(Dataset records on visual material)
========================================

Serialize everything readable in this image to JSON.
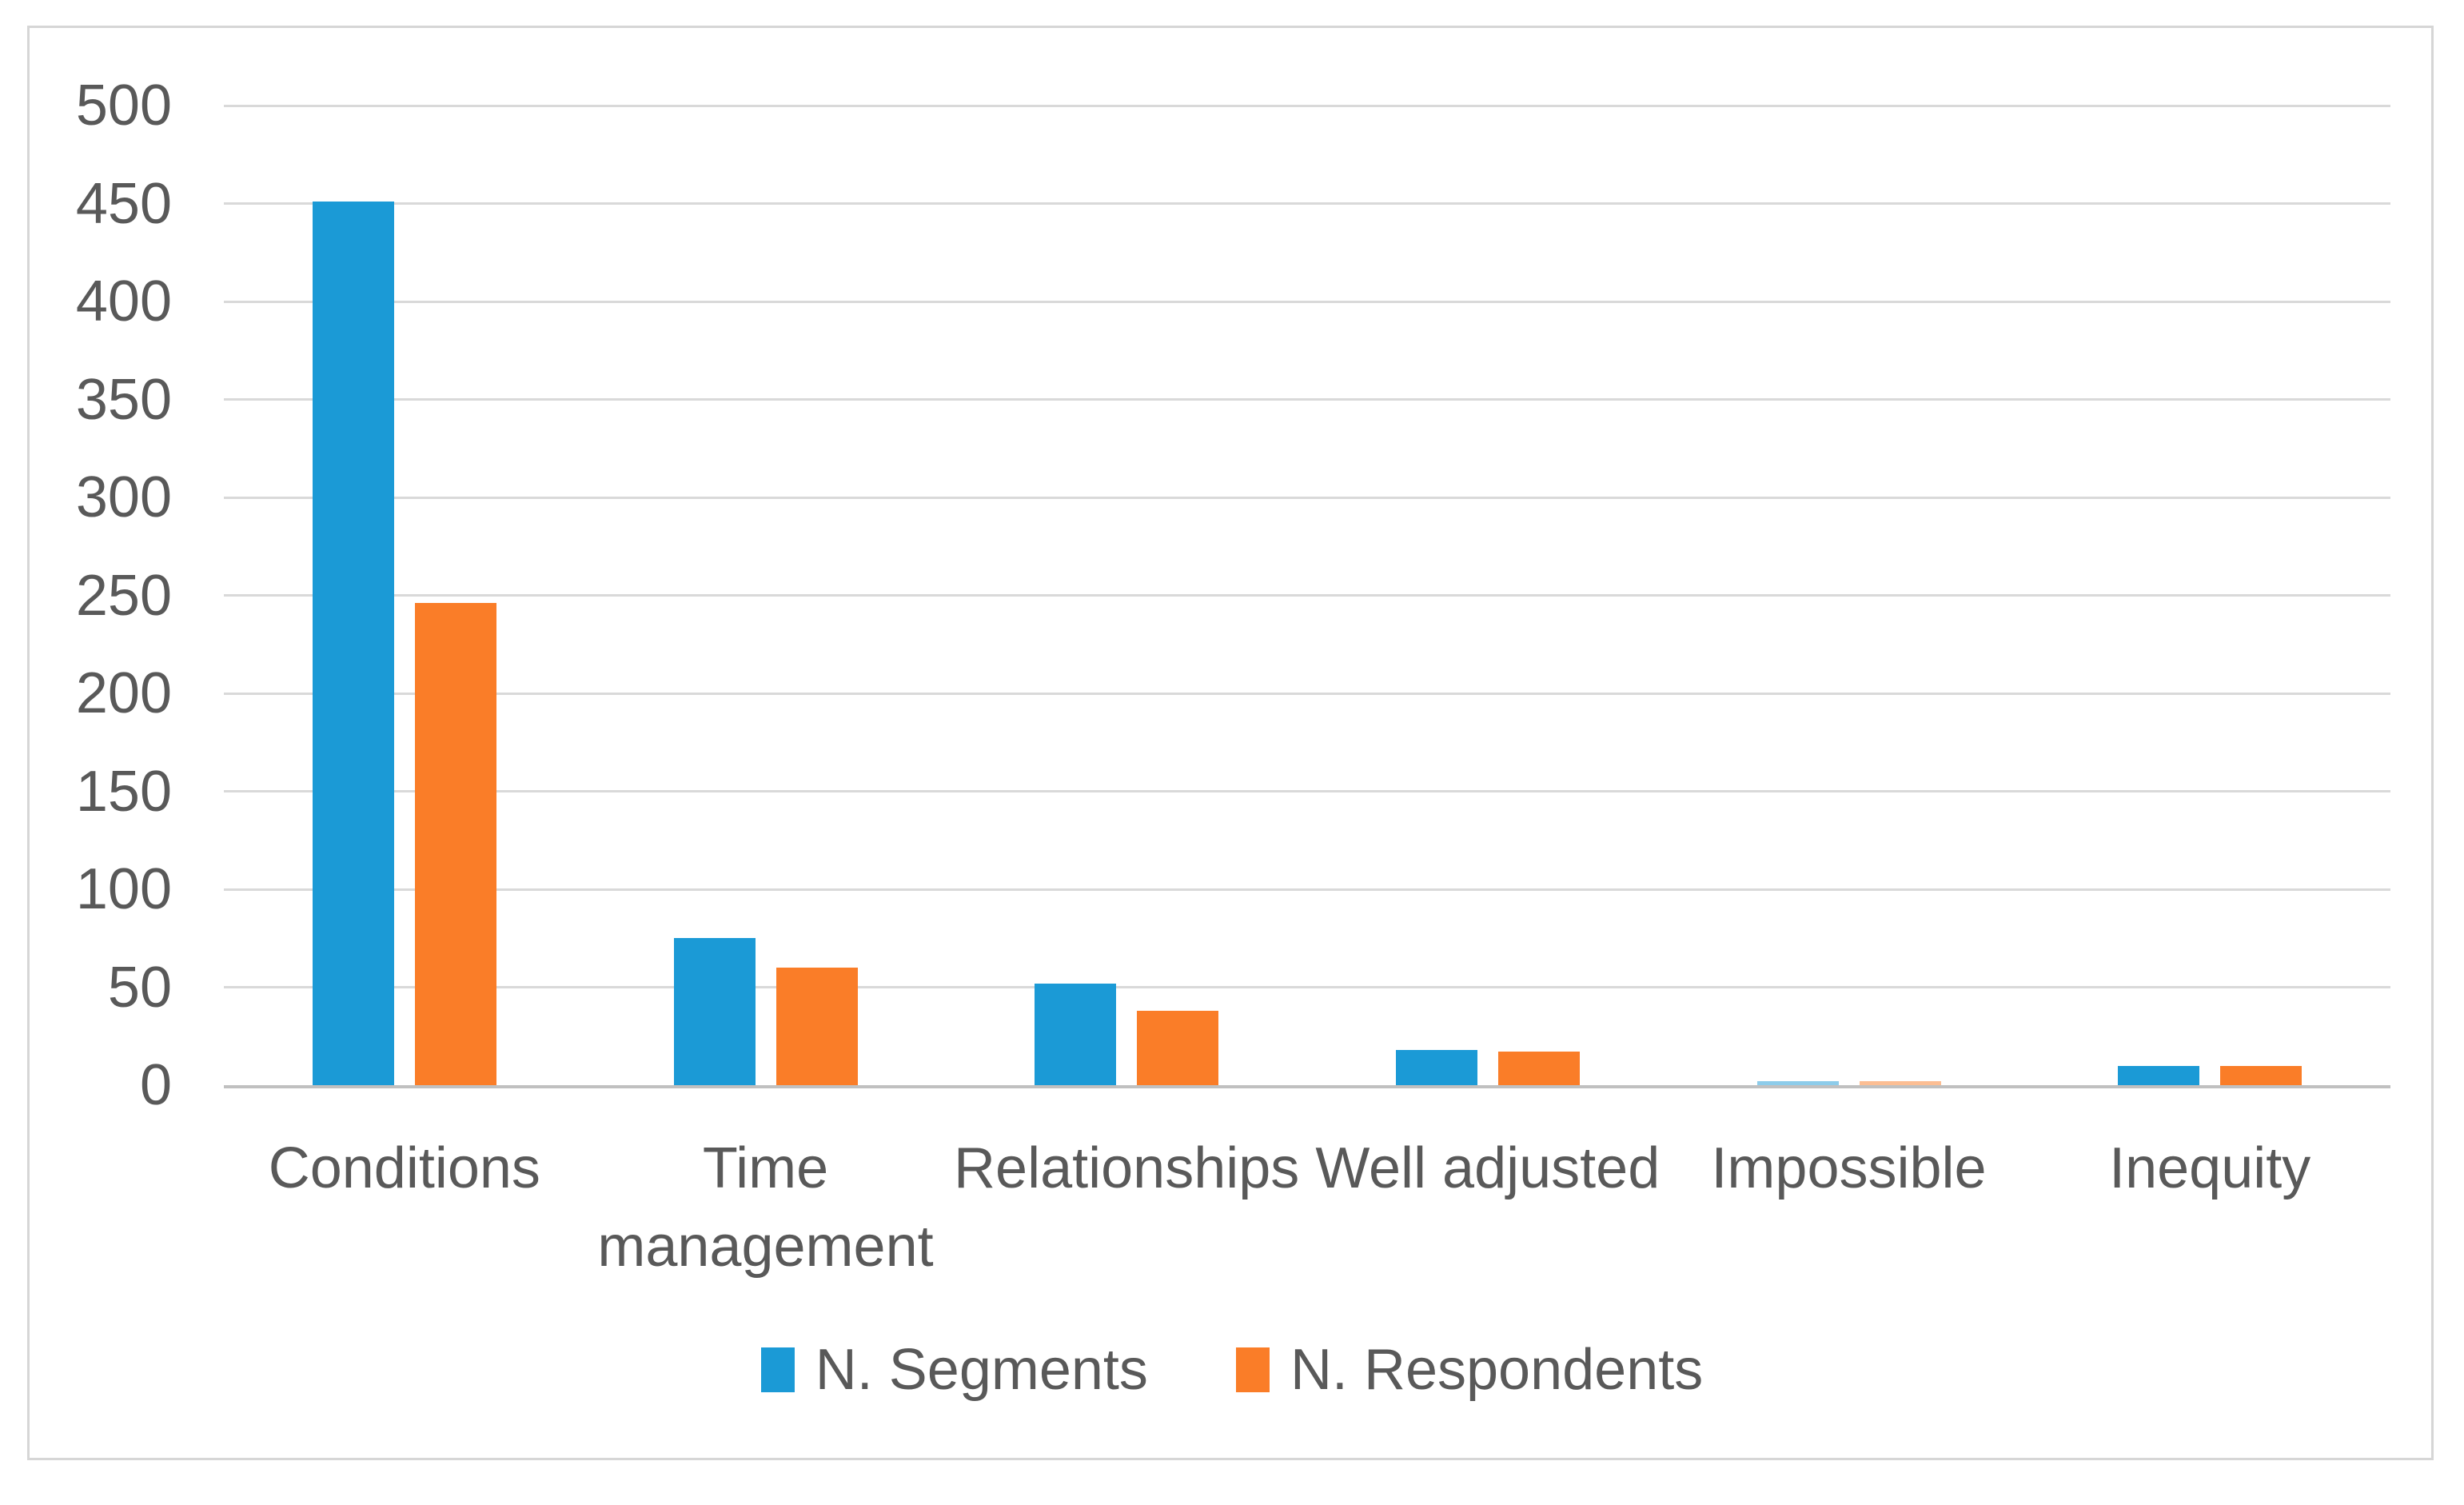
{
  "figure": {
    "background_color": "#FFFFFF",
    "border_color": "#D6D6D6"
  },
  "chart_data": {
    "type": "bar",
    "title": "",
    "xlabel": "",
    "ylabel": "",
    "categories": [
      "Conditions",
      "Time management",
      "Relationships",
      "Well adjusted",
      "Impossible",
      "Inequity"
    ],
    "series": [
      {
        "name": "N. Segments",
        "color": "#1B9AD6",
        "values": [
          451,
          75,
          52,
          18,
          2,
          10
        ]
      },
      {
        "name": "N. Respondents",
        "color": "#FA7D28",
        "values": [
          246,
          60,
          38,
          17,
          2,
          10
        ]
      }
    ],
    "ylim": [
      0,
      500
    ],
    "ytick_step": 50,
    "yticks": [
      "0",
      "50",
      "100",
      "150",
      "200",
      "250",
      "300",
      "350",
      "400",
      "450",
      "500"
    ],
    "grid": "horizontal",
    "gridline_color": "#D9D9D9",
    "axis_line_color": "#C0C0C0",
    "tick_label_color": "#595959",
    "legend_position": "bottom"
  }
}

========================================

Problem description:
Transcribe every record above exactly as written, leaving out any pictures.

Worked answer:
Serialize everything readable in this image to JSON.
{
  "figure": {
    "background_color": "#FFFFFF",
    "border_color": "#D6D6D6"
  },
  "chart_data": {
    "type": "bar",
    "title": "",
    "xlabel": "",
    "ylabel": "",
    "categories": [
      "Conditions",
      "Time management",
      "Relationships",
      "Well adjusted",
      "Impossible",
      "Inequity"
    ],
    "series": [
      {
        "name": "N. Segments",
        "color": "#1B9AD6",
        "values": [
          451,
          75,
          52,
          18,
          2,
          10
        ]
      },
      {
        "name": "N. Respondents",
        "color": "#FA7D28",
        "values": [
          246,
          60,
          38,
          17,
          2,
          10
        ]
      }
    ],
    "ylim": [
      0,
      500
    ],
    "ytick_step": 50,
    "yticks": [
      "0",
      "50",
      "100",
      "150",
      "200",
      "250",
      "300",
      "350",
      "400",
      "450",
      "500"
    ],
    "grid": "horizontal",
    "gridline_color": "#D9D9D9",
    "axis_line_color": "#C0C0C0",
    "tick_label_color": "#595959",
    "legend_position": "bottom"
  }
}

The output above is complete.